⟨
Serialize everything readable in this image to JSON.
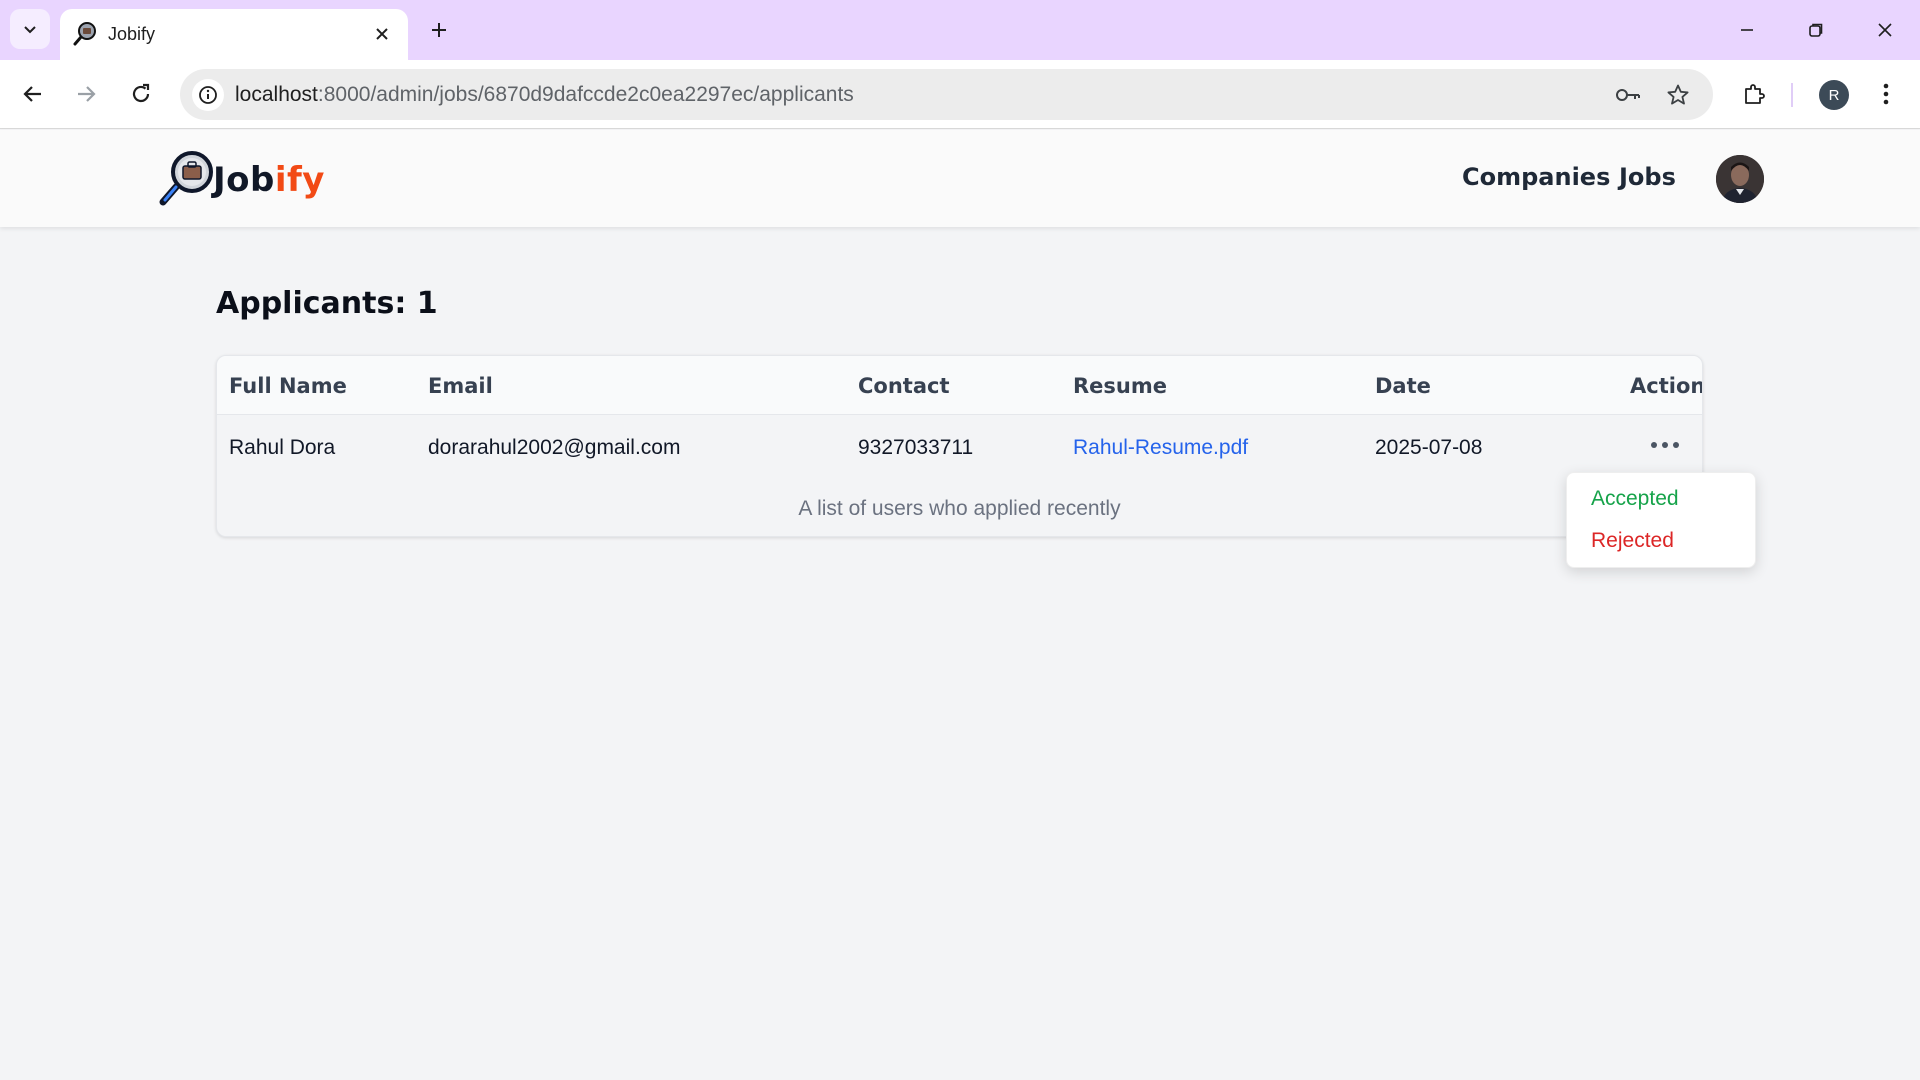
{
  "browser": {
    "tab_title": "Jobify",
    "url_host": "localhost",
    "url_path": ":8000/admin/jobs/6870d9dafccde2c0ea2297ec/applicants",
    "profile_initial": "R",
    "icons": {
      "tab_list": "chevron-down-icon",
      "tab_close": "close-icon",
      "new_tab": "plus-icon",
      "minimize": "minimize-icon",
      "restore": "restore-icon",
      "close": "close-icon",
      "back": "arrow-left-icon",
      "forward": "arrow-right-icon",
      "reload": "reload-icon",
      "site_info": "info-icon",
      "passwords": "key-icon",
      "bookmark": "star-icon",
      "extensions": "puzzle-icon",
      "menu": "kebab-menu-icon"
    }
  },
  "header": {
    "logo_part1": "Job",
    "logo_part2": "ify",
    "nav": [
      "Companies",
      "Jobs"
    ]
  },
  "page": {
    "title": "Applicants: 1"
  },
  "table": {
    "columns": [
      "Full Name",
      "Email",
      "Contact",
      "Resume",
      "Date",
      "Action"
    ],
    "rows": [
      {
        "full_name": "Rahul Dora",
        "email": "dorarahul2002@gmail.com",
        "contact": "9327033711",
        "resume": "Rahul-Resume.pdf",
        "date": "2025-07-08"
      }
    ],
    "caption": "A list of users who applied recently"
  },
  "status_menu": {
    "options": [
      "Accepted",
      "Rejected"
    ]
  },
  "colors": {
    "accent_brand": "#f24a15",
    "link": "#2563eb",
    "accepted": "#16a34a",
    "rejected": "#dc2626",
    "tab_strip": "#e9d5ff"
  }
}
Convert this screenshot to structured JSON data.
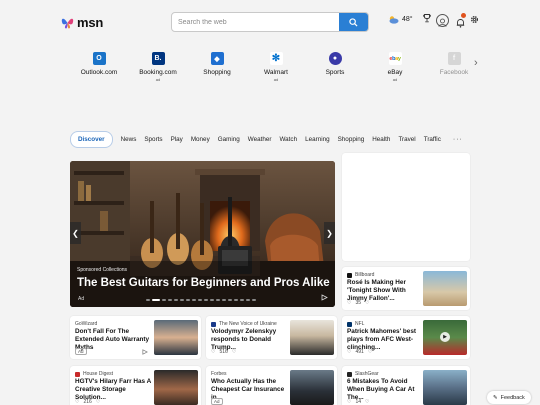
{
  "header": {
    "logo_text": "msn",
    "search_placeholder": "Search the web",
    "weather_temp": "48°"
  },
  "quick_links": [
    {
      "label": "Outlook.com",
      "icon": "outlook-icon",
      "ad": "",
      "color": "#1a73c8"
    },
    {
      "label": "Booking.com",
      "icon": "booking-icon",
      "ad": "ad",
      "color": "#003580"
    },
    {
      "label": "Shopping",
      "icon": "shopping-tag-icon",
      "ad": "",
      "color": "#1f6fd0"
    },
    {
      "label": "Walmart",
      "icon": "walmart-icon",
      "ad": "ad",
      "color": "#0071ce"
    },
    {
      "label": "Sports",
      "icon": "sports-ball-icon",
      "ad": "",
      "color": "#3a3aa8"
    },
    {
      "label": "eBay",
      "icon": "ebay-icon",
      "ad": "ad",
      "color": "#e53238"
    },
    {
      "label": "Facebook",
      "icon": "facebook-icon",
      "ad": "",
      "color": "#c8c8c8"
    }
  ],
  "nav": {
    "items": [
      "Discover",
      "News",
      "Sports",
      "Play",
      "Money",
      "Gaming",
      "Weather",
      "Watch",
      "Learning",
      "Shopping",
      "Health",
      "Travel",
      "Traffic"
    ],
    "more": "···"
  },
  "hero": {
    "sponsor": "Sponsored Collections",
    "title": "The Best Guitars for Beginners and Pros Alike",
    "ad": "Ad",
    "prev": "❮",
    "next": "❯"
  },
  "cards": [
    {
      "source": "Billboard",
      "title": "Rosé Is Making Her 'Tonight Show With Jimmy Fallon'...",
      "likes": "35",
      "ad": ""
    },
    {
      "source": "GoWizard",
      "title": "Don't Fall For The Extended Auto Warranty Myths",
      "likes": "",
      "ad": "Ad"
    },
    {
      "source": "The New Voice of Ukraine",
      "title": "Volodymyr Zelenskyy responds to Donald Trump...",
      "likes": "516",
      "ad": ""
    },
    {
      "source": "NFL",
      "title": "Patrick Mahomes' best plays from AFC West-clinching...",
      "likes": "491",
      "ad": ""
    },
    {
      "source": "House Digest",
      "title": "HGTV's Hilary Farr Has A Creative Storage Solution...",
      "likes": "216",
      "ad": ""
    },
    {
      "source": "Forbes",
      "title": "Who Actually Has the Cheapest Car Insurance in...",
      "likes": "",
      "ad": "Ad"
    },
    {
      "source": "SlashGear",
      "title": "6 Mistakes To Avoid When Buying A Car At The...",
      "likes": "14",
      "ad": ""
    }
  ],
  "feedback": "Feedback"
}
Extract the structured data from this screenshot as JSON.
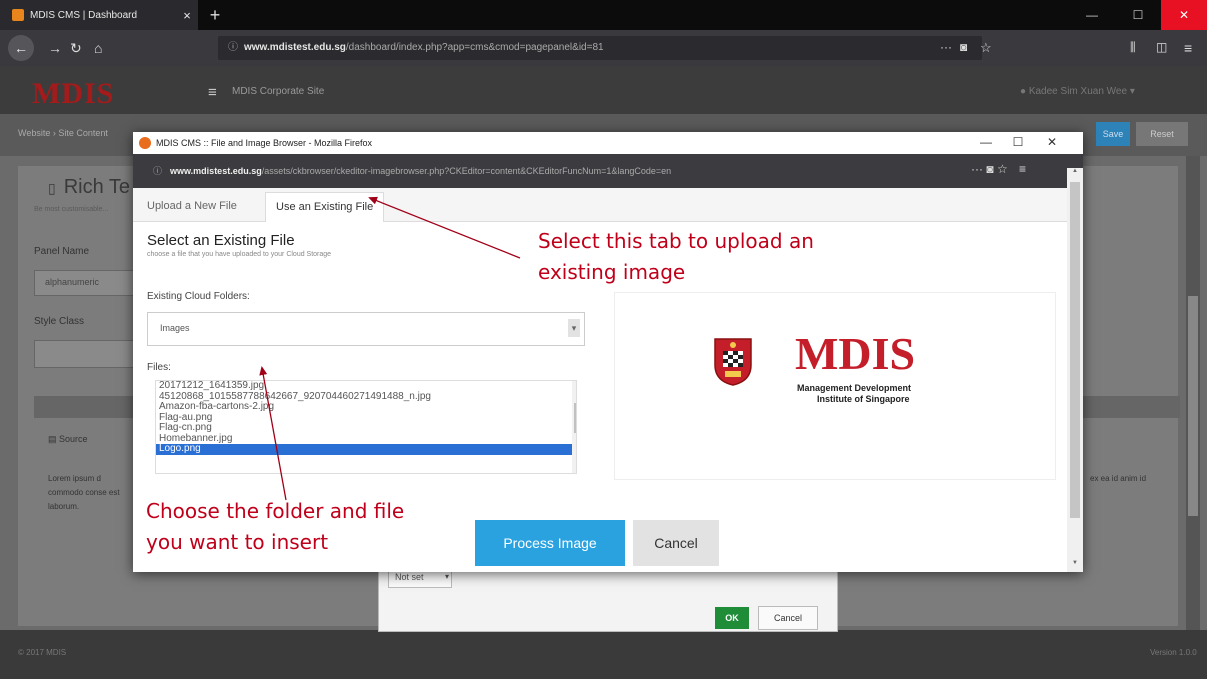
{
  "browser": {
    "tab_title": "MDIS CMS | Dashboard",
    "tab_close": "×",
    "new_tab": "+",
    "url_domain": "www.mdistest.edu.sg",
    "url_path": "/dashboard/index.php?app=cms&cmod=pagepanel&id=81"
  },
  "cms": {
    "logo": "MDIS",
    "nav_link": "MDIS Corporate Site",
    "user": "Kadee Sim Xuan Wee",
    "breadcrumb": "Website  ›  Site Content",
    "save_label": "Save",
    "reset_label": "Reset",
    "panel_title": "Rich Te",
    "panel_subtitle": "Be most customisable...",
    "panel_name_label": "Panel Name",
    "panel_name_value": "alphanumeric",
    "style_class_label": "Style Class",
    "editor_source": "Source",
    "lorem_left": "Lorem ipsum d commodo conse est laborum.",
    "lorem_right": "ex ea id anim id",
    "copyright": "© 2017 MDIS",
    "version": "Version 1.0.0"
  },
  "ckeditor_dialog": {
    "select_value": "Not set",
    "ok_label": "OK",
    "cancel_label": "Cancel"
  },
  "popup": {
    "window_title": "MDIS CMS :: File and Image Browser - Mozilla Firefox",
    "url_domain": "www.mdistest.edu.sg",
    "url_path": "/assets/ckbrowser/ckeditor-imagebrowser.php?CKEditor=content&CKEditorFuncNum=1&langCode=en",
    "tabs": [
      "Upload a New File",
      "Use an Existing File"
    ],
    "active_tab": 1,
    "section_title": "Select an Existing File",
    "section_subtitle": "choose a file that you have uploaded to your Cloud Storage",
    "folders_label": "Existing Cloud Folders:",
    "folder_selected": "Images",
    "files_label": "Files:",
    "files": [
      "20171212_1641359.jpg",
      "45120868_1015587788642667_920704460271491488_n.jpg",
      "Amazon-fba-cartons-2.jpg",
      "Flag-au.png",
      "Flag-cn.png",
      "Homebanner.jpg",
      "Logo.png"
    ],
    "selected_file_index": 6,
    "preview": {
      "logo_text": "MDIS",
      "line1": "Management Development",
      "line2": "Institute of Singapore"
    },
    "process_label": "Process Image",
    "cancel_label": "Cancel"
  },
  "annotations": {
    "tab_hint": "Select this tab to upload an existing image",
    "file_hint": "Choose the folder and file you want to insert"
  },
  "colors": {
    "annotation_red": "#c0001a",
    "process_blue": "#2aa2e0",
    "mdis_red": "#c41e2a",
    "selection_blue": "#2a6fd4"
  }
}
⟩
_Task prompt_
Copy the records exactly as they appear, excluding images.

_Output_
Serialize everything readable in this image to JSON.
{
  "browser": {
    "tab_title": "Jobify",
    "url_host": "localhost",
    "url_path": ":8000/admin/jobs/6870d9dafccde2c0ea2297ec/applicants",
    "profile_initial": "R",
    "icons": {
      "tab_list": "chevron-down-icon",
      "tab_close": "close-icon",
      "new_tab": "plus-icon",
      "minimize": "minimize-icon",
      "restore": "restore-icon",
      "close": "close-icon",
      "back": "arrow-left-icon",
      "forward": "arrow-right-icon",
      "reload": "reload-icon",
      "site_info": "info-icon",
      "passwords": "key-icon",
      "bookmark": "star-icon",
      "extensions": "puzzle-icon",
      "menu": "kebab-menu-icon"
    }
  },
  "header": {
    "logo_part1": "Job",
    "logo_part2": "ify",
    "nav": [
      "Companies",
      "Jobs"
    ]
  },
  "page": {
    "title": "Applicants: 1"
  },
  "table": {
    "columns": [
      "Full Name",
      "Email",
      "Contact",
      "Resume",
      "Date",
      "Action"
    ],
    "rows": [
      {
        "full_name": "Rahul Dora",
        "email": "dorarahul2002@gmail.com",
        "contact": "9327033711",
        "resume": "Rahul-Resume.pdf",
        "date": "2025-07-08"
      }
    ],
    "caption": "A list of users who applied recently"
  },
  "status_menu": {
    "options": [
      "Accepted",
      "Rejected"
    ]
  },
  "colors": {
    "accent_brand": "#f24a15",
    "link": "#2563eb",
    "accepted": "#16a34a",
    "rejected": "#dc2626",
    "tab_strip": "#e9d5ff"
  }
}
Convert this screenshot to structured JSON data.
{
  "header": {
    "logo_text": "msn",
    "search_placeholder": "Search the web",
    "weather_temp": "48°"
  },
  "quick_links": [
    {
      "label": "Outlook.com",
      "icon": "outlook-icon",
      "ad": "",
      "color": "#1a73c8"
    },
    {
      "label": "Booking.com",
      "icon": "booking-icon",
      "ad": "ad",
      "color": "#003580"
    },
    {
      "label": "Shopping",
      "icon": "shopping-tag-icon",
      "ad": "",
      "color": "#1f6fd0"
    },
    {
      "label": "Walmart",
      "icon": "walmart-icon",
      "ad": "ad",
      "color": "#0071ce"
    },
    {
      "label": "Sports",
      "icon": "sports-ball-icon",
      "ad": "",
      "color": "#3a3aa8"
    },
    {
      "label": "eBay",
      "icon": "ebay-icon",
      "ad": "ad",
      "color": "#e53238"
    },
    {
      "label": "Facebook",
      "icon": "facebook-icon",
      "ad": "",
      "color": "#c8c8c8"
    }
  ],
  "nav": {
    "items": [
      "Discover",
      "News",
      "Sports",
      "Play",
      "Money",
      "Gaming",
      "Weather",
      "Watch",
      "Learning",
      "Shopping",
      "Health",
      "Travel",
      "Traffic"
    ],
    "more": "···"
  },
  "hero": {
    "sponsor": "Sponsored Collections",
    "title": "The Best Guitars for Beginners and Pros Alike",
    "ad": "Ad",
    "prev": "❮",
    "next": "❯"
  },
  "cards": [
    {
      "source": "Billboard",
      "title": "Rosé Is Making Her 'Tonight Show With Jimmy Fallon'...",
      "likes": "35",
      "ad": ""
    },
    {
      "source": "GoWizard",
      "title": "Don't Fall For The Extended Auto Warranty Myths",
      "likes": "",
      "ad": "Ad"
    },
    {
      "source": "The New Voice of Ukraine",
      "title": "Volodymyr Zelenskyy responds to Donald Trump...",
      "likes": "516",
      "ad": ""
    },
    {
      "source": "NFL",
      "title": "Patrick Mahomes' best plays from AFC West-clinching...",
      "likes": "491",
      "ad": ""
    },
    {
      "source": "House Digest",
      "title": "HGTV's Hilary Farr Has A Creative Storage Solution...",
      "likes": "216",
      "ad": ""
    },
    {
      "source": "Forbes",
      "title": "Who Actually Has the Cheapest Car Insurance in...",
      "likes": "",
      "ad": "Ad"
    },
    {
      "source": "SlashGear",
      "title": "6 Mistakes To Avoid When Buying A Car At The...",
      "likes": "14",
      "ad": ""
    }
  ],
  "feedback": "Feedback"
}
Extract the structured data from this screenshot as JSON.
{
  "browser": {
    "tab_title": "MDIS CMS | Dashboard",
    "tab_close": "×",
    "new_tab": "+",
    "url_domain": "www.mdistest.edu.sg",
    "url_path": "/dashboard/index.php?app=cms&cmod=pagepanel&id=81"
  },
  "cms": {
    "logo": "MDIS",
    "nav_link": "MDIS Corporate Site",
    "user": "Kadee Sim Xuan Wee",
    "breadcrumb": "Website  ›  Site Content",
    "save_label": "Save",
    "reset_label": "Reset",
    "panel_title": "Rich Te",
    "panel_subtitle": "Be most customisable...",
    "panel_name_label": "Panel Name",
    "panel_name_value": "alphanumeric",
    "style_class_label": "Style Class",
    "editor_source": "Source",
    "lorem_left": "Lorem ipsum d commodo conse est laborum.",
    "lorem_right": "ex ea id anim id",
    "copyright": "© 2017 MDIS",
    "version": "Version 1.0.0"
  },
  "ckeditor_dialog": {
    "select_value": "Not set",
    "ok_label": "OK",
    "cancel_label": "Cancel"
  },
  "popup": {
    "window_title": "MDIS CMS :: File and Image Browser - Mozilla Firefox",
    "url_domain": "www.mdistest.edu.sg",
    "url_path": "/assets/ckbrowser/ckeditor-imagebrowser.php?CKEditor=content&CKEditorFuncNum=1&langCode=en",
    "tabs": [
      "Upload a New File",
      "Use an Existing File"
    ],
    "active_tab": 1,
    "section_title": "Select an Existing File",
    "section_subtitle": "choose a file that you have uploaded to your Cloud Storage",
    "folders_label": "Existing Cloud Folders:",
    "folder_selected": "Images",
    "files_label": "Files:",
    "files": [
      "20171212_1641359.jpg",
      "45120868_1015587788642667_920704460271491488_n.jpg",
      "Amazon-fba-cartons-2.jpg",
      "Flag-au.png",
      "Flag-cn.png",
      "Homebanner.jpg",
      "Logo.png"
    ],
    "selected_file_index": 6,
    "preview": {
      "logo_text": "MDIS",
      "line1": "Management Development",
      "line2": "Institute of Singapore"
    },
    "process_label": "Process Image",
    "cancel_label": "Cancel"
  },
  "annotations": {
    "tab_hint": "Select this tab to upload an existing image",
    "file_hint": "Choose the folder and file you want to insert"
  },
  "colors": {
    "annotation_red": "#c0001a",
    "process_blue": "#2aa2e0",
    "mdis_red": "#c41e2a",
    "selection_blue": "#2a6fd4"
  }
}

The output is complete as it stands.